* _WHAT YOU NEED TO DO_
Output each line of the records below verbatim, in its original order, omitting the pictures.

* _PROVIDED INFORMATION_
──────
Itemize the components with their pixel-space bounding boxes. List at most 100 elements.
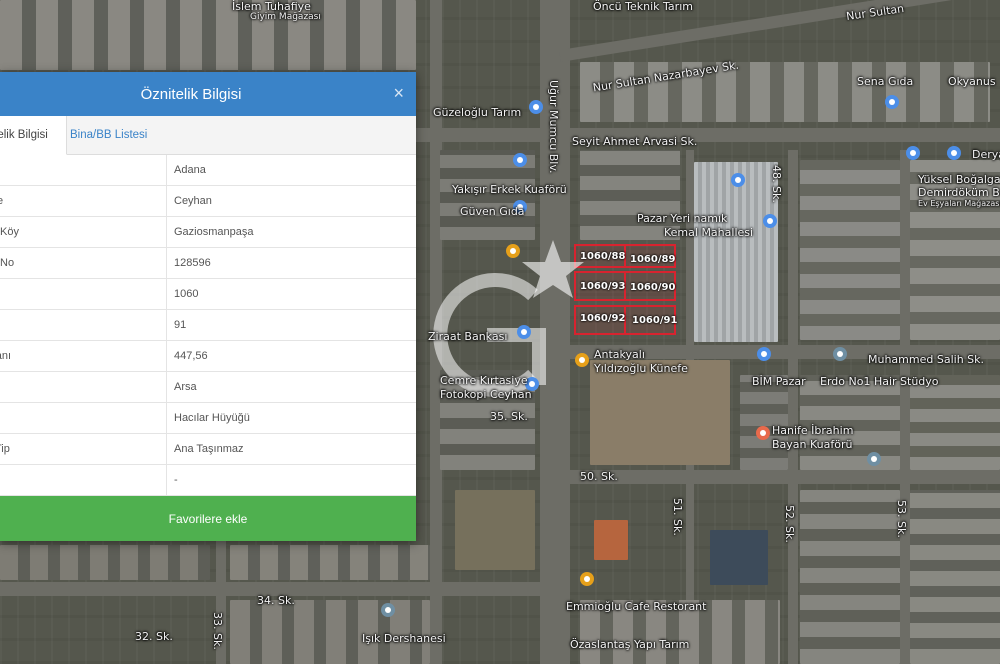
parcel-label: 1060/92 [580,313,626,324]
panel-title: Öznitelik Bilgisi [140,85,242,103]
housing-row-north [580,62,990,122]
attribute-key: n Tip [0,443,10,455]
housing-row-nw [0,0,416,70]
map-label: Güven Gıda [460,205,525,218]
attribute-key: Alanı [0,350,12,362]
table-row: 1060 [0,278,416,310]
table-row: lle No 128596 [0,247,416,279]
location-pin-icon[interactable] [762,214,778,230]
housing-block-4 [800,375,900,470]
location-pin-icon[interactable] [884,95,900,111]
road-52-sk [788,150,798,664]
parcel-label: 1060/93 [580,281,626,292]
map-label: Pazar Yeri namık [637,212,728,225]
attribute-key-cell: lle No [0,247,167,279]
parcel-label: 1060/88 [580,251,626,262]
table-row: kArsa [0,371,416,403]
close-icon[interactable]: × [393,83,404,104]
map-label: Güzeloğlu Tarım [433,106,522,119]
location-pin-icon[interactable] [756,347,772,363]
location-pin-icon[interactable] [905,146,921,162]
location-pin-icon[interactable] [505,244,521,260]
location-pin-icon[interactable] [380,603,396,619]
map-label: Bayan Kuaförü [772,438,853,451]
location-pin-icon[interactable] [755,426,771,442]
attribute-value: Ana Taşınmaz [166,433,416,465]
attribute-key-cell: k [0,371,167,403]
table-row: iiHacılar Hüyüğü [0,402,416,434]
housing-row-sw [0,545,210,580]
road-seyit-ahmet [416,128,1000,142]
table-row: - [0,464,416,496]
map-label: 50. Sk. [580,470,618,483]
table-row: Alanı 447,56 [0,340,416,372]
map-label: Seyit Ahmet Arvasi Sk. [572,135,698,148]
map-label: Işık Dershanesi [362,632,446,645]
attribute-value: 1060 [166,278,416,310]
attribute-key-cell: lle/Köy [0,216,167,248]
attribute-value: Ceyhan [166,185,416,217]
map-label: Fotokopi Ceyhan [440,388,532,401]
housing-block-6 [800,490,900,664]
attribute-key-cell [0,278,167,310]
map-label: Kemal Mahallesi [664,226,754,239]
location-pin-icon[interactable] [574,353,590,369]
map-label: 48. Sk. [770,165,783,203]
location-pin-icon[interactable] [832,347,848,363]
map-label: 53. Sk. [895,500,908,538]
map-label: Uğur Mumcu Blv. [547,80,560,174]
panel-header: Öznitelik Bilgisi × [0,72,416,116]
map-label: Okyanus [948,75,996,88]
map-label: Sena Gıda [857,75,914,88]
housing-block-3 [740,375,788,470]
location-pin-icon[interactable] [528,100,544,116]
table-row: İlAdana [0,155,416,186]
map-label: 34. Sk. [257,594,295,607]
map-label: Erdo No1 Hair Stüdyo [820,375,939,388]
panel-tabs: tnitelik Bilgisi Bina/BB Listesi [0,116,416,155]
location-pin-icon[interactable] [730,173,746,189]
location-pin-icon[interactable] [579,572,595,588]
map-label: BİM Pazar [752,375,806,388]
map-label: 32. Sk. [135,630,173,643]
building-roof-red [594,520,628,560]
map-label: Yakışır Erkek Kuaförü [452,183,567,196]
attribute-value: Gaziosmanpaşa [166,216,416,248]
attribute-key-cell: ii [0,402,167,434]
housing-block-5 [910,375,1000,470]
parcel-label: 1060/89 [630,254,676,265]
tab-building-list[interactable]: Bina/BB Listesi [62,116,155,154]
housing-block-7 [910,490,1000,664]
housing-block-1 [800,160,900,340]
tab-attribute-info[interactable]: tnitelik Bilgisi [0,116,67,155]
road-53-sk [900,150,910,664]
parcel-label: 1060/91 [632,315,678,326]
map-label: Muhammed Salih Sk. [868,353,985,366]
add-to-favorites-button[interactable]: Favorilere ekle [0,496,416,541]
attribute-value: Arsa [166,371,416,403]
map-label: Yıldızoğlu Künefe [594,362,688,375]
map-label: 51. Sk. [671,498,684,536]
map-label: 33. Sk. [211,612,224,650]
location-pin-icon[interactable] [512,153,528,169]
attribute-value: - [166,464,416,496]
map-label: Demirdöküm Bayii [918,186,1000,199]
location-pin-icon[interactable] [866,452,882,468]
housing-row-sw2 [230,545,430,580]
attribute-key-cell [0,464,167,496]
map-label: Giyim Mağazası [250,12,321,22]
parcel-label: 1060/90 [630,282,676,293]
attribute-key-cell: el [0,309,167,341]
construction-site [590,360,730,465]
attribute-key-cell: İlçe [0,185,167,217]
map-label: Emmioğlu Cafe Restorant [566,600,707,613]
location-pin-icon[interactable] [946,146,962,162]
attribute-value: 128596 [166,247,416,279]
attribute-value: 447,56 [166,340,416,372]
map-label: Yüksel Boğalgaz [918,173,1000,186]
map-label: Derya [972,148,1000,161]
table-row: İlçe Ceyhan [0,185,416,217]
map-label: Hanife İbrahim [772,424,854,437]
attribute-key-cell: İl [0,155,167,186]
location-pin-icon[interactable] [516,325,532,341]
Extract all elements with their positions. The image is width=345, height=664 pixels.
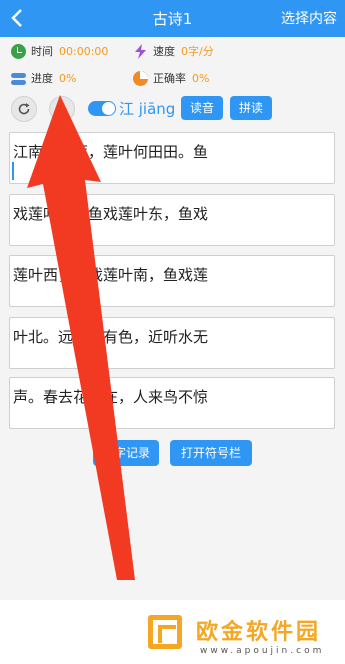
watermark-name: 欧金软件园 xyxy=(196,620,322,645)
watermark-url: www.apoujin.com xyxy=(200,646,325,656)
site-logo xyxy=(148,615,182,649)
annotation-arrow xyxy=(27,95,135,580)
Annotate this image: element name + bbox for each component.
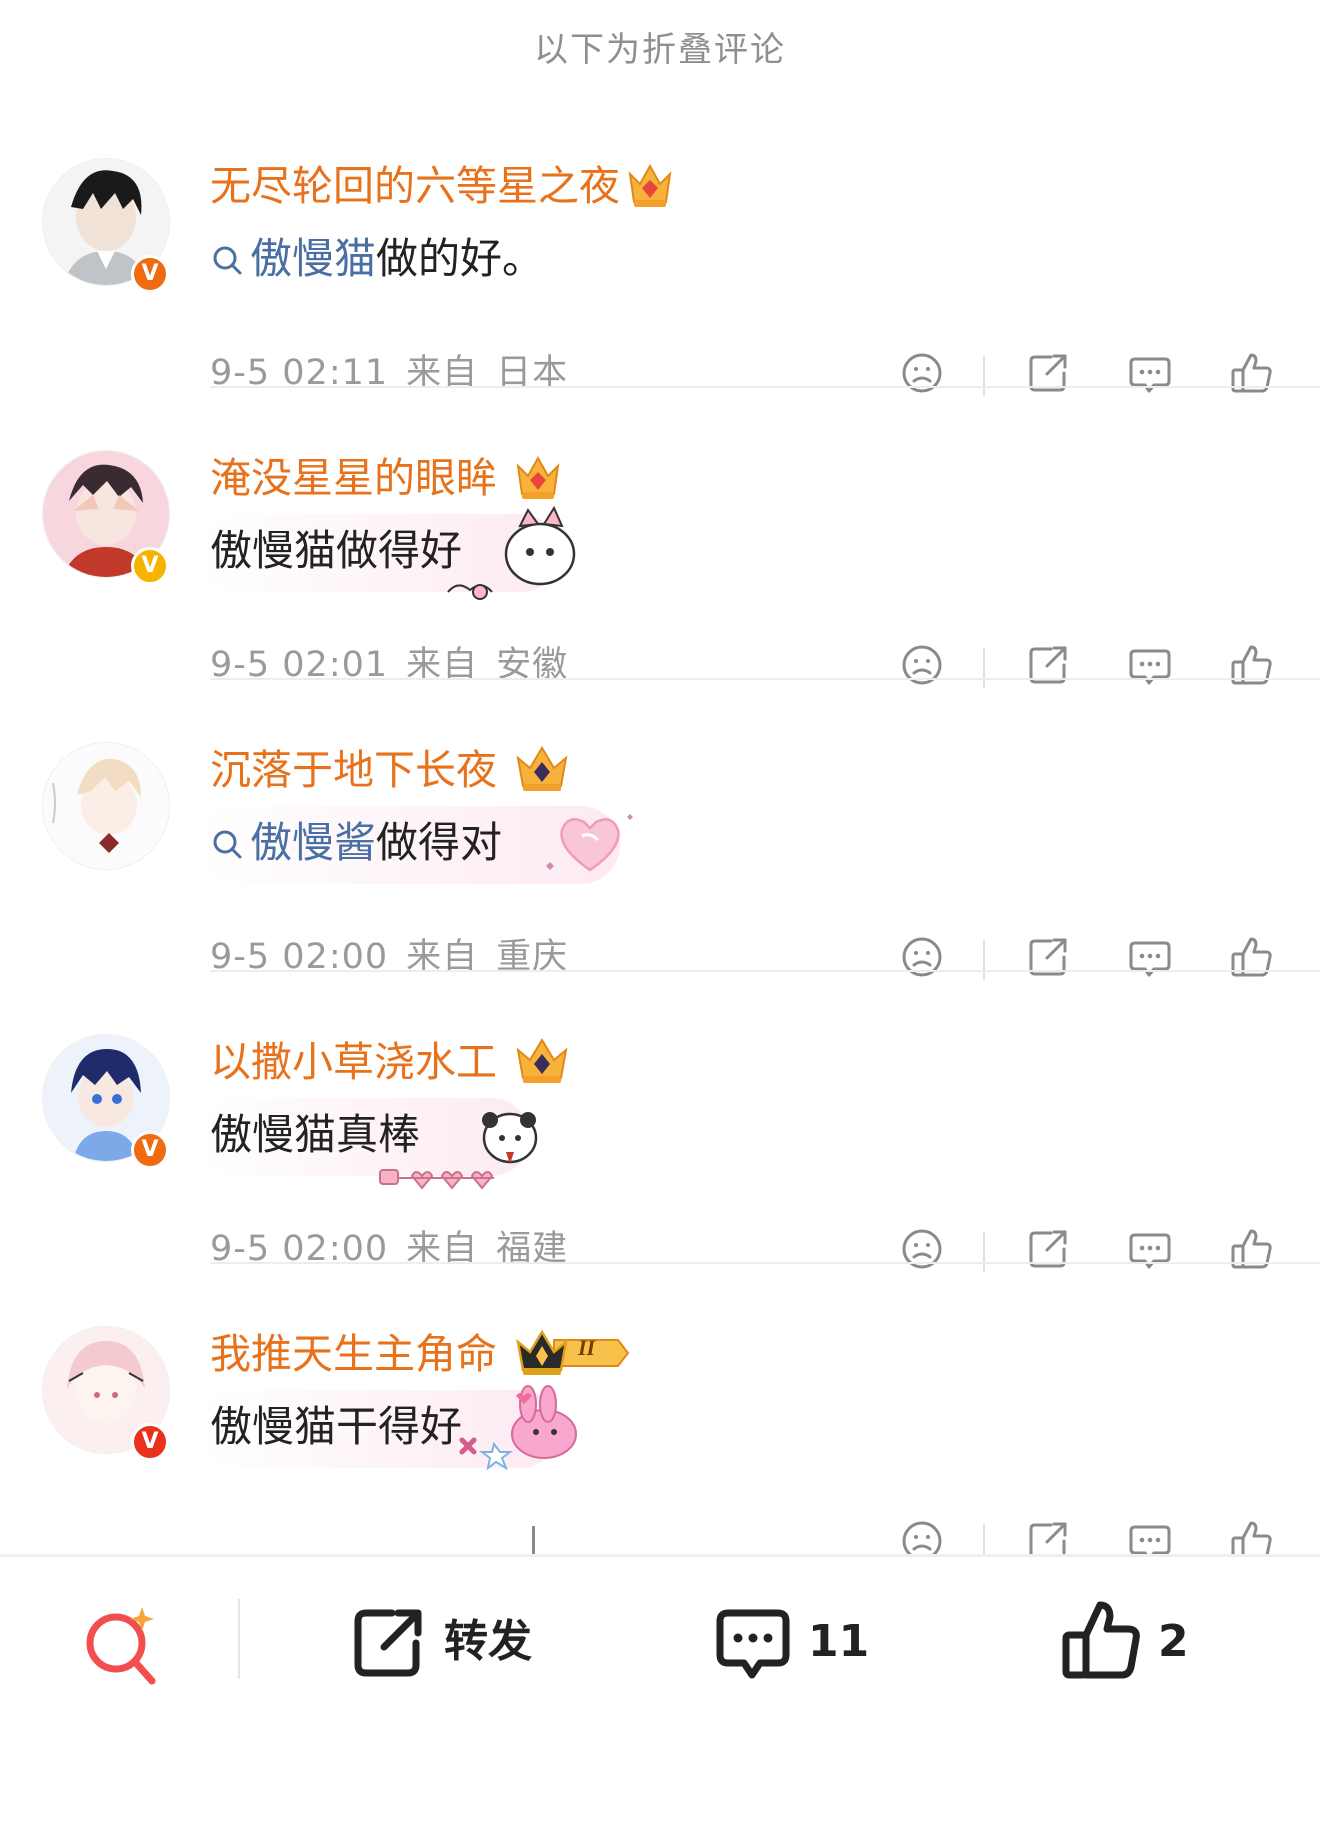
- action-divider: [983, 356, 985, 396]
──────
* _ANSWER TO THE EXERCISE_
Itemize the components with their pixel-space bounding boxes. List at most 100 elements.
parcel-label: 1060/92 [580,313,626,324]
panel-title: Öznitelik Bilgisi [140,85,242,103]
housing-row-north [580,62,990,122]
attribute-key: n Tip [0,443,10,455]
housing-row-nw [0,0,416,70]
map-label: Güven Gıda [460,205,525,218]
attribute-key: Alanı [0,350,12,362]
table-row: 1060 [0,278,416,310]
table-row: lle No 128596 [0,247,416,279]
location-pin-icon[interactable] [762,214,778,230]
housing-block-4 [800,375,900,470]
location-pin-icon[interactable] [884,95,900,111]
road-52-sk [788,150,798,664]
parcel-label: 1060/93 [580,281,626,292]
map-label: Pazar Yeri namık [637,212,728,225]
attribute-key-cell: lle No [0,247,167,279]
parcel-label: 1060/88 [580,251,626,262]
table-row: kArsa [0,371,416,403]
close-icon[interactable]: × [393,83,404,104]
map-label: Güzeloğlu Tarım [433,106,522,119]
location-pin-icon[interactable] [756,347,772,363]
location-pin-icon[interactable] [905,146,921,162]
location-pin-icon[interactable] [505,244,521,260]
location-pin-icon[interactable] [380,603,396,619]
map-label: Bayan Kuaförü [772,438,853,451]
location-pin-icon[interactable] [755,426,771,442]
attribute-value: Ana Taşınmaz [166,433,416,465]
attribute-key-cell: k [0,371,167,403]
table-row: iiHacılar Hüyüğü [0,402,416,434]
housing-row-sw [0,545,210,580]
road-seyit-ahmet [416,128,1000,142]
table-row: - [0,464,416,496]
map-label: 50. Sk. [580,470,618,483]
table-row: Alanı 447,56 [0,340,416,372]
map-label: Seyit Ahmet Arvasi Sk. [572,135,698,148]
map-label: Işık Dershanesi [362,632,446,645]
attribute-value: 1060 [166,278,416,310]
attribute-key-cell: lle/Köy [0,216,167,248]
attribute-value: Ceyhan [166,185,416,217]
map-label: Fotokopi Ceyhan [440,388,532,401]
housing-block-6 [800,490,900,664]
attribute-key-cell [0,278,167,310]
map-label: Kemal Mahallesi [664,226,754,239]
location-pin-icon[interactable] [574,353,590,369]
map-label: 48. Sk. [770,165,783,203]
location-pin-icon[interactable] [832,347,848,363]
map-label: 53. Sk. [895,500,908,538]
map-label: Uğur Mumcu Blv. [547,80,560,174]
panel-header: Öznitelik Bilgisi × [0,72,416,116]
map-label: Okyanus [948,75,996,88]
map-label: Sena Gıda [857,75,914,88]
housing-block-3 [740,375,788,470]
location-pin-icon[interactable] [528,100,544,116]
table-row: İlAdana [0,155,416,186]
map-label: 34. Sk. [257,594,295,607]
map-label: Erdo No1 Hair Stüdyo [820,375,939,388]
panel-tabs: tnitelik Bilgisi Bina/BB Listesi [0,116,416,155]
location-pin-icon[interactable] [730,173,746,189]
location-pin-icon[interactable] [579,572,595,588]
map-label: BİM Pazar [752,375,806,388]
map-label: 32. Sk. [135,630,173,643]
building-roof-red [594,520,628,560]
map-label: Yakışır Erkek Kuaförü [452,183,567,196]
attribute-value: Gaziosmanpaşa [166,216,416,248]
attribute-key-cell: ii [0,402,167,434]
housing-block-5 [910,375,1000,470]
parcel-label: 1060/89 [630,254,676,265]
tab-building-list[interactable]: Bina/BB Listesi [62,116,155,154]
housing-block-7 [910,490,1000,664]
housing-block-1 [800,160,900,340]
tab-attribute-info[interactable]: tnitelik Bilgisi [0,116,67,155]
road-53-sk [900,150,910,664]
parcel-label: 1060/91 [632,315,678,326]
map-label: Muhammed Salih Sk. [868,353,985,366]
add-to-favorites-button[interactable]: Favorilere ekle [0,496,416,541]
attribute-value: Arsa [166,371,416,403]
map-label: Yıldızoğlu Künefe [594,362,688,375]
map-label: 51. Sk. [671,498,684,536]
map-label: 33. Sk. [211,612,224,650]
location-pin-icon[interactable] [512,153,528,169]
attribute-value: - [166,464,416,496]
map-label: Demirdöküm Bayii [918,186,1000,199]
location-pin-icon[interactable] [866,452,882,468]
housing-row-sw2 [230,545,430,580]
attribute-key-cell [0,464,167,496]
map-label: Giyim Mağazası [250,12,321,22]
parcel-label: 1060/90 [630,282,676,293]
attribute-key-cell: el [0,309,167,341]
construction-site [590,360,730,465]
attribute-key-cell: İlçe [0,185,167,217]
map-label: Emmioğlu Cafe Restorant [566,600,707,613]
location-pin-icon[interactable] [946,146,962,162]
attribute-value: 128596 [166,247,416,279]
attribute-value: 447,56 [166,340,416,372]
map-label: Yüksel Boğalgaz [918,173,1000,186]
map-label: Derya [972,148,1000,161]
table-row: İlçe Ceyhan [0,185,416,217]
map-label: Hanife İbrahim [772,424,854,437]
attribute-key-cell: İl [0,155,167,186]
location-pin-icon[interactable] [516,325,532,341]
Extract all elements with their positions. The image is width=345, height=664 pixels.
watermark-name: 欧金软件园 xyxy=(196,620,322,645)
watermark-url: www.apoujin.com xyxy=(200,646,325,656)
site-logo xyxy=(148,615,182,649)
annotation-arrow xyxy=(27,95,135,580)
Annotate this image: element name + bbox for each component.
- action-divider: [983, 356, 985, 396]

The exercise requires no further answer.